What you are asked to do: Copy each line of the data below exactly, leaving out pictures.
[Start of Exercise input]
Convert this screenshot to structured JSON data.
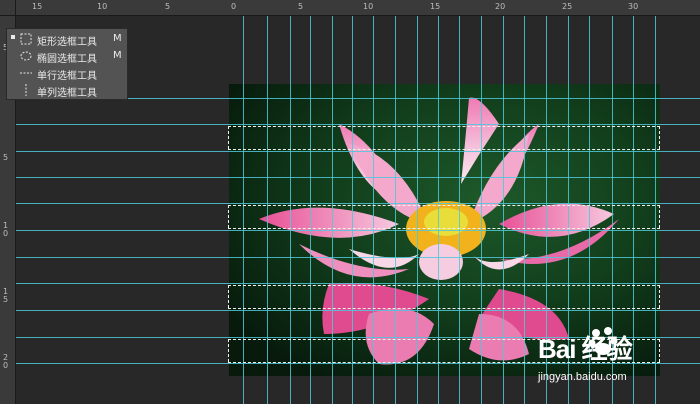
{
  "ruler": {
    "top_labels": [
      "15",
      "10",
      "5",
      "0",
      "5",
      "10",
      "15",
      "20",
      "25",
      "30"
    ],
    "left_labels": [
      "5",
      "5",
      "10",
      "15",
      "20"
    ]
  },
  "tool_menu": {
    "items": [
      {
        "label": "矩形选框工具",
        "shortcut": "M",
        "icon": "rect-marquee-icon",
        "selected": true
      },
      {
        "label": "椭圆选框工具",
        "shortcut": "M",
        "icon": "ellipse-marquee-icon",
        "selected": false
      },
      {
        "label": "单行选框工具",
        "shortcut": "",
        "icon": "single-row-marquee-icon",
        "selected": false
      },
      {
        "label": "单列选框工具",
        "shortcut": "",
        "icon": "single-column-marquee-icon",
        "selected": false
      }
    ]
  },
  "watermark": {
    "brand": "Bai 经验",
    "url": "jingyan.baidu.com"
  },
  "colors": {
    "guide": "#4fc8d8",
    "petal": "#e8569a",
    "center": "#f2b21c"
  }
}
[End of Exercise input]
Reply to the task:
Convert this screenshot to structured JSON data.
{
  "ruler": {
    "top_labels": [
      "15",
      "10",
      "5",
      "0",
      "5",
      "10",
      "15",
      "20",
      "25",
      "30"
    ],
    "left_labels": [
      "5",
      "5",
      "10",
      "15",
      "20"
    ]
  },
  "tool_menu": {
    "items": [
      {
        "label": "矩形选框工具",
        "shortcut": "M",
        "icon": "rect-marquee-icon",
        "selected": true
      },
      {
        "label": "椭圆选框工具",
        "shortcut": "M",
        "icon": "ellipse-marquee-icon",
        "selected": false
      },
      {
        "label": "单行选框工具",
        "shortcut": "",
        "icon": "single-row-marquee-icon",
        "selected": false
      },
      {
        "label": "单列选框工具",
        "shortcut": "",
        "icon": "single-column-marquee-icon",
        "selected": false
      }
    ]
  },
  "watermark": {
    "brand": "Bai 经验",
    "url": "jingyan.baidu.com"
  },
  "colors": {
    "guide": "#4fc8d8",
    "petal": "#e8569a",
    "center": "#f2b21c"
  }
}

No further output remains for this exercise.